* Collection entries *
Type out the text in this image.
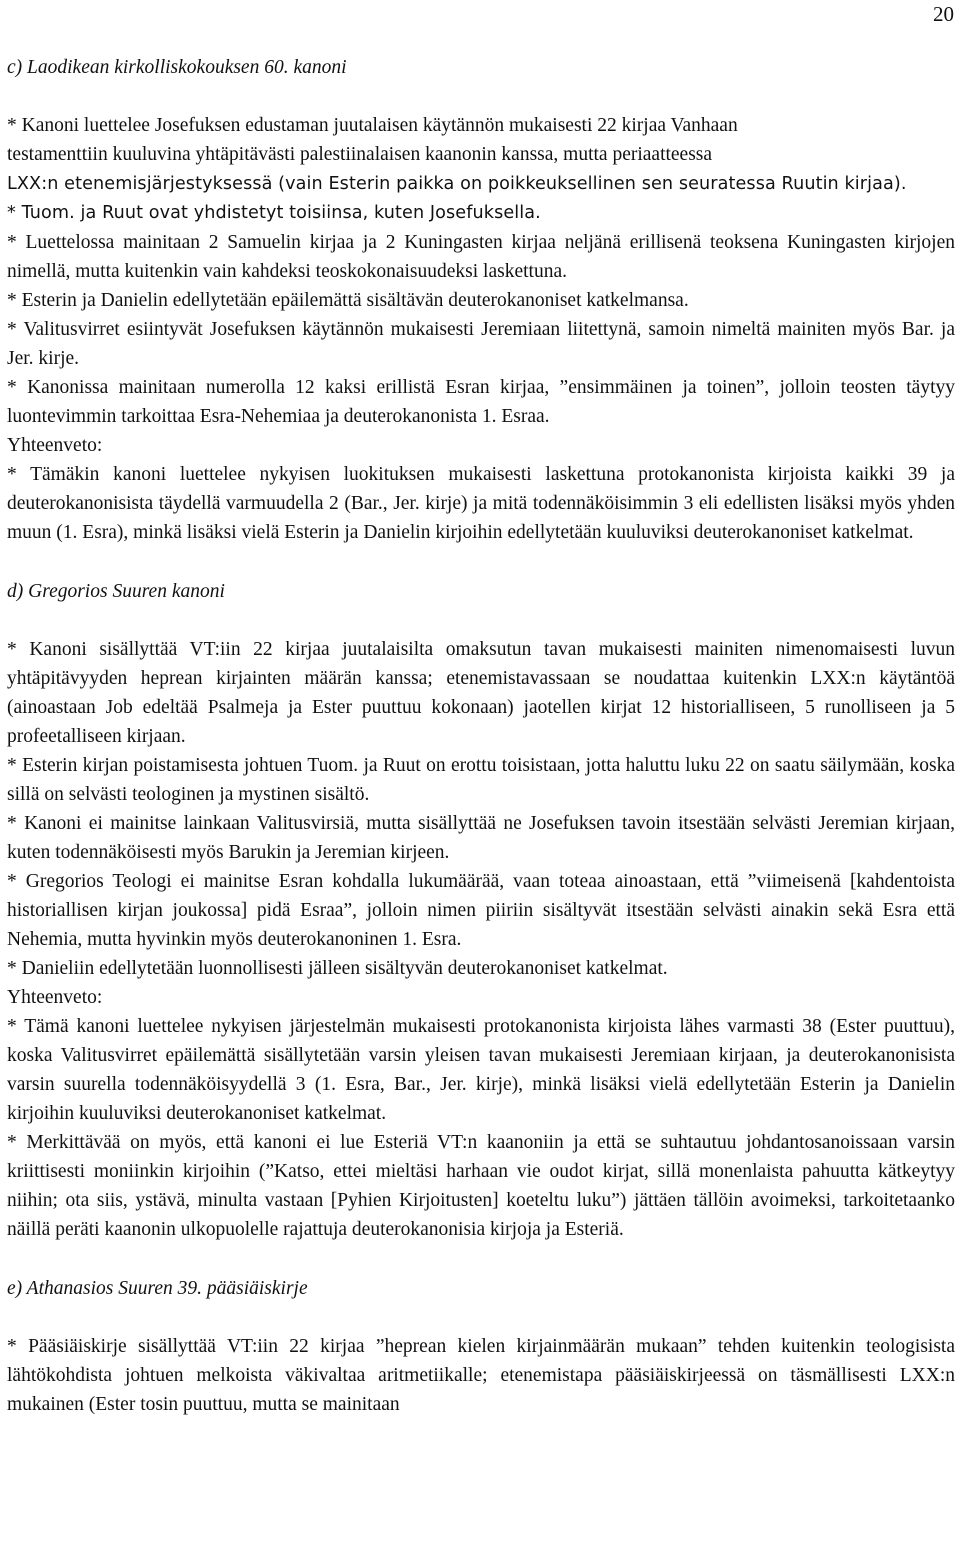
20

c) Laodikean kirkolliskokouksen 60. kanoni

* Kanoni luettelee Josefuksen edustaman juutalaisen käytännön mukaisesti 22 kirjaa Vanhaan
testamenttiin kuuluvina yhtäpitävästi palestiinalaisen kaanonin kanssa, mutta periaatteessa
LXX:n etenemisjärjestyksessä (vain Esterin paikka on poikkeuksellinen sen seuratessa Ruutin kirjaa).
* Tuom. ja Ruut ovat yhdistetyt toisiinsa, kuten Josefuksella.
* Luettelossa mainitaan 2 Samuelin kirjaa ja 2 Kuningasten kirjaa neljänä erillisenä teoksena Kuningasten kirjojen nimellä, mutta kuitenkin vain kahdeksi teoskokonaisuudeksi laskettuna.
* Esterin ja Danielin edellytetään epäilemättä sisältävän deuterokanoniset katkelmansa.
* Valitusvirret esiintyvät Josefuksen käytännön mukaisesti Jeremiaan liitettynä, samoin nimeltä mainiten myös Bar. ja Jer. kirje.
* Kanonissa mainitaan numerolla 12 kaksi erillistä Esran kirjaa, ”ensimmäinen ja toinen”, jolloin teosten täytyy luontevimmin tarkoittaa Esra-Nehemiaa ja deuterokanonista 1. Esraa.
Yhteenveto:
* Tämäkin kanoni luettelee nykyisen luokituksen mukaisesti laskettuna protokanonista kirjoista kaikki 39 ja deuterokanonisista täydellä varmuudella 2 (Bar., Jer. kirje) ja mitä todennäköisimmin 3 eli edellisten lisäksi myös yhden muun (1. Esra), minkä lisäksi vielä Esterin ja Danielin kirjoihin edellytetään kuuluviksi deuterokanoniset katkelmat.

d) Gregorios Suuren kanoni

* Kanoni sisällyttää VT:iin 22 kirjaa juutalaisilta omaksutun tavan mukaisesti mainiten nimenomaisesti luvun yhtäpitävyyden heprean kirjainten määrän kanssa; etenemistavassaan se noudattaa kuitenkin LXX:n käytäntöä (ainoastaan Job edeltää Psalmeja ja Ester puuttuu kokonaan) jaotellen kirjat 12 historialliseen, 5 runolliseen ja 5 profeetalliseen kirjaan.
* Esterin kirjan poistamisesta johtuen Tuom. ja Ruut on erottu toisistaan, jotta haluttu luku 22 on saatu säilymään, koska sillä on selvästi teologinen ja mystinen sisältö.
* Kanoni ei mainitse lainkaan Valitusvirsiä, mutta sisällyttää ne Josefuksen tavoin itsestään selvästi Jeremian kirjaan, kuten todennäköisesti myös Barukin ja Jeremian kirjeen.
* Gregorios Teologi ei mainitse Esran kohdalla lukumäärää, vaan toteaa ainoastaan, että ”viimeisenä [kahdentoista historiallisen kirjan joukossa] pidä Esraa”, jolloin nimen piiriin sisältyvät itsestään selvästi ainakin sekä Esra että Nehemia, mutta hyvinkin myös deuterokanoninen 1. Esra.
* Danieliin edellytetään luonnollisesti jälleen sisältyvän deuterokanoniset katkelmat.
Yhteenveto:
* Tämä kanoni luettelee nykyisen järjestelmän mukaisesti protokanonista kirjoista lähes varmasti 38 (Ester puuttuu), koska Valitusvirret epäilemättä sisällytetään varsin yleisen tavan mukaisesti Jeremiaan kirjaan, ja deuterokanonisista varsin suurella todennäköisyydellä 3 (1. Esra, Bar., Jer. kirje), minkä lisäksi vielä edellytetään Esterin ja Danielin kirjoihin kuuluviksi deuterokanoniset katkelmat.
* Merkittävää on myös, että kanoni ei lue Esteriä VT:n kaanoniin ja että se suhtautuu johdantosanoissaan varsin kriittisesti moniinkin kirjoihin (”Katso, ettei mieltäsi harhaan vie oudot kirjat, sillä monenlaista pahuutta kätkeytyy niihin; ota siis, ystävä, minulta vastaan [Pyhien Kirjoitusten] koeteltu luku”) jättäen tällöin avoimeksi, tarkoitetaanko näillä peräti kaanonin ulkopuolelle rajattuja deuterokanonisia kirjoja ja Esteriä.

e) Athanasios Suuren 39. pääsiäiskirje

* Pääsiäiskirje sisällyttää VT:iin 22 kirjaa ”heprean kielen kirjainmäärän mukaan” tehden kuitenkin teologisista lähtökohdista johtuen melkoista väkivaltaa aritmetiikalle; etenemistapa pääsiäiskirjeessä on täsmällisesti LXX:n mukainen (Ester tosin puuttuu, mutta se mainitaan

* WHAT IS REQUIRED *
Go through the entries above and output them exactly, without pictures.

* OUTPUT *
Type out the text in this image.
20

c) Laodikean kirkolliskokouksen 60. kanoni

* Kanoni luettelee Josefuksen edustaman juutalaisen käytännön mukaisesti 22 kirjaa Vanhaan
testamenttiin kuuluvina yhtäpitävästi palestiinalaisen kaanonin kanssa, mutta periaatteessa
LXX:n etenemisjärjestyksessä (vain Esterin paikka on poikkeuksellinen sen seuratessa Ruutin kirjaa).
* Tuom. ja Ruut ovat yhdistetyt toisiinsa, kuten Josefuksella.
* Luettelossa mainitaan 2 Samuelin kirjaa ja 2 Kuningasten kirjaa neljänä erillisenä teoksena Kuningasten kirjojen nimellä, mutta kuitenkin vain kahdeksi teoskokonaisuudeksi laskettuna.
* Esterin ja Danielin edellytetään epäilemättä sisältävän deuterokanoniset katkelmansa.
* Valitusvirret esiintyvät Josefuksen käytännön mukaisesti Jeremiaan liitettynä, samoin nimeltä mainiten myös Bar. ja Jer. kirje.
* Kanonissa mainitaan numerolla 12 kaksi erillistä Esran kirjaa, ”ensimmäinen ja toinen”, jolloin teosten täytyy luontevimmin tarkoittaa Esra-Nehemiaa ja deuterokanonista 1. Esraa.
Yhteenveto:
* Tämäkin kanoni luettelee nykyisen luokituksen mukaisesti laskettuna protokanonista kirjoista kaikki 39 ja deuterokanonisista täydellä varmuudella 2 (Bar., Jer. kirje) ja mitä todennäköisimmin 3 eli edellisten lisäksi myös yhden muun (1. Esra), minkä lisäksi vielä Esterin ja Danielin kirjoihin edellytetään kuuluviksi deuterokanoniset katkelmat.

d) Gregorios Suuren kanoni

* Kanoni sisällyttää VT:iin 22 kirjaa juutalaisilta omaksutun tavan mukaisesti mainiten nimenomaisesti luvun yhtäpitävyyden heprean kirjainten määrän kanssa; etenemistavassaan se noudattaa kuitenkin LXX:n käytäntöä (ainoastaan Job edeltää Psalmeja ja Ester puuttuu kokonaan) jaotellen kirjat 12 historialliseen, 5 runolliseen ja 5 profeetalliseen kirjaan.
* Esterin kirjan poistamisesta johtuen Tuom. ja Ruut on erottu toisistaan, jotta haluttu luku 22 on saatu säilymään, koska sillä on selvästi teologinen ja mystinen sisältö.
* Kanoni ei mainitse lainkaan Valitusvirsiä, mutta sisällyttää ne Josefuksen tavoin itsestään selvästi Jeremian kirjaan, kuten todennäköisesti myös Barukin ja Jeremian kirjeen.
* Gregorios Teologi ei mainitse Esran kohdalla lukumäärää, vaan toteaa ainoastaan, että ”viimeisenä [kahdentoista historiallisen kirjan joukossa] pidä Esraa”, jolloin nimen piiriin sisältyvät itsestään selvästi ainakin sekä Esra että Nehemia, mutta hyvinkin myös deuterokanoninen 1. Esra.
* Danieliin edellytetään luonnollisesti jälleen sisältyvän deuterokanoniset katkelmat.
Yhteenveto:
* Tämä kanoni luettelee nykyisen järjestelmän mukaisesti protokanonista kirjoista lähes varmasti 38 (Ester puuttuu), koska Valitusvirret epäilemättä sisällytetään varsin yleisen tavan mukaisesti Jeremiaan kirjaan, ja deuterokanonisista varsin suurella todennäköisyydellä 3 (1. Esra, Bar., Jer. kirje), minkä lisäksi vielä edellytetään Esterin ja Danielin kirjoihin kuuluviksi deuterokanoniset katkelmat.
* Merkittävää on myös, että kanoni ei lue Esteriä VT:n kaanoniin ja että se suhtautuu johdantosanoissaan varsin kriittisesti moniinkin kirjoihin (”Katso, ettei mieltäsi harhaan vie oudot kirjat, sillä monenlaista pahuutta kätkeytyy niihin; ota siis, ystävä, minulta vastaan [Pyhien Kirjoitusten] koeteltu luku”) jättäen tällöin avoimeksi, tarkoitetaanko näillä peräti kaanonin ulkopuolelle rajattuja deuterokanonisia kirjoja ja Esteriä.

e) Athanasios Suuren 39. pääsiäiskirje

* Pääsiäiskirje sisällyttää VT:iin 22 kirjaa ”heprean kielen kirjainmäärän mukaan” tehden kuitenkin teologisista lähtökohdista johtuen melkoista väkivaltaa aritmetiikalle; etenemistapa pääsiäiskirjeessä on täsmällisesti LXX:n mukainen (Ester tosin puuttuu, mutta se mainitaan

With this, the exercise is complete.